• _Task instructions_
Your task is to give the data again, exactly, with every line intact.
--- BEGIN ---
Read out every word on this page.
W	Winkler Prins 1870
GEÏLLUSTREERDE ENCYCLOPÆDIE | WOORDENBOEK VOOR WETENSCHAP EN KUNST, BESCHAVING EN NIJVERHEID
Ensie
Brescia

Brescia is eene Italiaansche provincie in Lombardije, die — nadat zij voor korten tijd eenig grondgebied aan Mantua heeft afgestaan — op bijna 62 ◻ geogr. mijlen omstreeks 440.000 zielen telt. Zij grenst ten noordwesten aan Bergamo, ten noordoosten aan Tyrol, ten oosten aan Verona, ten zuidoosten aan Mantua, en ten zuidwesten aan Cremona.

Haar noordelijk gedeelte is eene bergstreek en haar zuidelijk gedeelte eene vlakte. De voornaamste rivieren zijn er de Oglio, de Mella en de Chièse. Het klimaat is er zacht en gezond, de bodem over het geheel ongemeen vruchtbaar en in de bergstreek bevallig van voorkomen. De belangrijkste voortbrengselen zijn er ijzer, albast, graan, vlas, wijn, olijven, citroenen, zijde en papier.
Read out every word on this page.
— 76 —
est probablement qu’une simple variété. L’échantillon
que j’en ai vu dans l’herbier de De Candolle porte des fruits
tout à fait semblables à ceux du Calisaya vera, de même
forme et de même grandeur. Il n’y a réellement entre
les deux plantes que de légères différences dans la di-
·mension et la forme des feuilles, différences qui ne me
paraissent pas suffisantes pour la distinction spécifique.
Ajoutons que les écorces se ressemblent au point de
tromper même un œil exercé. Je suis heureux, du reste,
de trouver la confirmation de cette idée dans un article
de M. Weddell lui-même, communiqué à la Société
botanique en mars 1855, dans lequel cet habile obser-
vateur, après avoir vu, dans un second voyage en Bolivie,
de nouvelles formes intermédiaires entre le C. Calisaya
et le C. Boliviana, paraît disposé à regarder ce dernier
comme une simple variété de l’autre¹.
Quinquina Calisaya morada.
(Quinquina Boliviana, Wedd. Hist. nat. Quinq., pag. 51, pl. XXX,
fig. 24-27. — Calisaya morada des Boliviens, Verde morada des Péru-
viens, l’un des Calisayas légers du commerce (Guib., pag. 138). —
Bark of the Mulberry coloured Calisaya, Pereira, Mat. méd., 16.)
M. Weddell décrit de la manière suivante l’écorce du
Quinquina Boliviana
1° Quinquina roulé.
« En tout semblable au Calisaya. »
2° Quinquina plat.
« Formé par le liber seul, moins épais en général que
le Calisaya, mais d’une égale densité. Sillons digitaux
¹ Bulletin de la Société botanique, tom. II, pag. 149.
--- END ---
• _Solution_
Read out every word on this page.
W	Winkler Prins 1870
GEÏLLUSTREERDE ENCYCLOPÆDIE | WOORDENBOEK VOOR WETENSCHAP EN KUNST, BESCHAVING EN NIJVERHEID
Ensie
Brescia

Brescia is eene Italiaansche provincie in Lombardije, die — nadat zij voor korten tijd eenig grondgebied aan Mantua heeft afgestaan — op bijna 62 ◻ geogr. mijlen omstreeks 440.000 zielen telt. Zij grenst ten noordwesten aan Bergamo, ten noordoosten aan Tyrol, ten oosten aan Verona, ten zuidoosten aan Mantua, en ten zuidwesten aan Cremona.

Haar noordelijk gedeelte is eene bergstreek en haar zuidelijk gedeelte eene vlakte. De voornaamste rivieren zijn er de Oglio, de Mella en de Chièse. Het klimaat is er zacht en gezond, de bodem over het geheel ongemeen vruchtbaar en in de bergstreek bevallig van voorkomen. De belangrijkste voortbrengselen zijn er ijzer, albast, graan, vlas, wijn, olijven, citroenen, zijde en papier.
Read out every word on this page.
— 76 —
est probablement qu’une simple variété. L’échantillon
que j’en ai vu dans l’herbier de De Candolle porte des fruits
tout à fait semblables à ceux du Calisaya vera, de même
forme et de même grandeur. Il n’y a réellement entre
les deux plantes que de légères différences dans la di-
·mension et la forme des feuilles, différences qui ne me
paraissent pas suffisantes pour la distinction spécifique.
Ajoutons que les écorces se ressemblent au point de
tromper même un œil exercé. Je suis heureux, du reste,
de trouver la confirmation de cette idée dans un article
de M. Weddell lui-même, communiqué à la Société
botanique en mars 1855, dans lequel cet habile obser-
vateur, après avoir vu, dans un second voyage en Bolivie,
de nouvelles formes intermédiaires entre le C. Calisaya
et le C. Boliviana, paraît disposé à regarder ce dernier
comme une simple variété de l’autre¹.
Quinquina Calisaya morada.
(Quinquina Boliviana, Wedd. Hist. nat. Quinq., pag. 51, pl. XXX,
fig. 24-27. — Calisaya morada des Boliviens, Verde morada des Péru-
viens, l’un des Calisayas légers du commerce (Guib., pag. 138). —
Bark of the Mulberry coloured Calisaya, Pereira, Mat. méd., 16.)
M. Weddell décrit de la manière suivante l’écorce du
Quinquina Boliviana
1° Quinquina roulé.
« En tout semblable au Calisaya. »
2° Quinquina plat.
« Formé par le liber seul, moins épais en général que
le Calisaya, mais d’une égale densité. Sillons digitaux
¹ Bulletin de la Société botanique, tom. II, pag. 149.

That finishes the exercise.